▶ Task to carry out
Each line containing the word "service" must be collected.
--- BEGIN Given information ---
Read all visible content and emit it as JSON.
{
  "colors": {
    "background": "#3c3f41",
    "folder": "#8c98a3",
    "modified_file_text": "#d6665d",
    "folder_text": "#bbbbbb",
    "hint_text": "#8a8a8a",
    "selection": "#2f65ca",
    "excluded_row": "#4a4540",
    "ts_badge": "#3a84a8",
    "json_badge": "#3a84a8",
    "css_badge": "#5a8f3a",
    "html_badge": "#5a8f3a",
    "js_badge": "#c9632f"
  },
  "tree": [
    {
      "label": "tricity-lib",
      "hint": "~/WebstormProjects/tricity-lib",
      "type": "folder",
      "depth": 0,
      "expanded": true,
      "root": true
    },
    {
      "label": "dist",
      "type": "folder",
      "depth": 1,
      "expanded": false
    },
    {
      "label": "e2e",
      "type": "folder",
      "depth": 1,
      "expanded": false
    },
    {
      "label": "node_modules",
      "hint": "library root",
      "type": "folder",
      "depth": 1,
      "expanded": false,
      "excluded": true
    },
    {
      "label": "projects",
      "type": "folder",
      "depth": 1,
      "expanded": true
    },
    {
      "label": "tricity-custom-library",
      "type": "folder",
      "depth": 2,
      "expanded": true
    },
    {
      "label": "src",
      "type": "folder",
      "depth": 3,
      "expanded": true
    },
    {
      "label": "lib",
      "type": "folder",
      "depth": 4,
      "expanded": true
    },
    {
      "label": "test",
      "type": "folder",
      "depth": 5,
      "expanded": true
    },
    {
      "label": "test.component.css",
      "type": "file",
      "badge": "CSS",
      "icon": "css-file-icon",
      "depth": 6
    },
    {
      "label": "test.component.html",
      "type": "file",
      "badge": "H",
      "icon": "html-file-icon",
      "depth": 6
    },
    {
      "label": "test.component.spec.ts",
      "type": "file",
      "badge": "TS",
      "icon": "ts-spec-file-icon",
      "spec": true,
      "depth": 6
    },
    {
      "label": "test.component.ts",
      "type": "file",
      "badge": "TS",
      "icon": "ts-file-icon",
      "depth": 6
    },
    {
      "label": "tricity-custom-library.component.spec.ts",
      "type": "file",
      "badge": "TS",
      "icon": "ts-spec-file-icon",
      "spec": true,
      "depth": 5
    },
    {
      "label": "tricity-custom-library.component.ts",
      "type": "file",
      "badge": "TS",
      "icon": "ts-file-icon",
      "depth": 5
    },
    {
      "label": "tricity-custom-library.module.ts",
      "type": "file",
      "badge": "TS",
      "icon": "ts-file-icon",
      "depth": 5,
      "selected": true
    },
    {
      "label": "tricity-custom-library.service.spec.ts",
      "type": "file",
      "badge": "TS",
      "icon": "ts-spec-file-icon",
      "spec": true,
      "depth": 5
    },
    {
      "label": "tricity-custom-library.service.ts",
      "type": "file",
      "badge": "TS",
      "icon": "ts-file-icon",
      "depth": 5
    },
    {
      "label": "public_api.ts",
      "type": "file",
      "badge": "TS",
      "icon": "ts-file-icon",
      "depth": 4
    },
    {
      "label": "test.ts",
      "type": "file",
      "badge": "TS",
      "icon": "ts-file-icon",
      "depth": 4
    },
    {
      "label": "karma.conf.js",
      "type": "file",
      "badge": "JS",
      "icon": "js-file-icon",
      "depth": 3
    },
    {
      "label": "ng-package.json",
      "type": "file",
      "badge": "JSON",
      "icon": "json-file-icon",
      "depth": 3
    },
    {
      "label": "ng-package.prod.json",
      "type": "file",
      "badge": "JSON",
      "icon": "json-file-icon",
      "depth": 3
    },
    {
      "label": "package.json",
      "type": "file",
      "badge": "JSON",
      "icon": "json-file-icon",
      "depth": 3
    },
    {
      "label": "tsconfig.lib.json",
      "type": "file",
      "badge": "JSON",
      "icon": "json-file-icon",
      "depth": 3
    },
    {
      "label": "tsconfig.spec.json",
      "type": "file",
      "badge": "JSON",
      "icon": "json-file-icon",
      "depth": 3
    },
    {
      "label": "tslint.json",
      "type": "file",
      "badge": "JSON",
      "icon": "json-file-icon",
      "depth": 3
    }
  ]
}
--- END Given information ---
▶ Task solution
      "label": "tricity-custom-library.service.spec.ts",
      "label": "tricity-custom-library.service.ts",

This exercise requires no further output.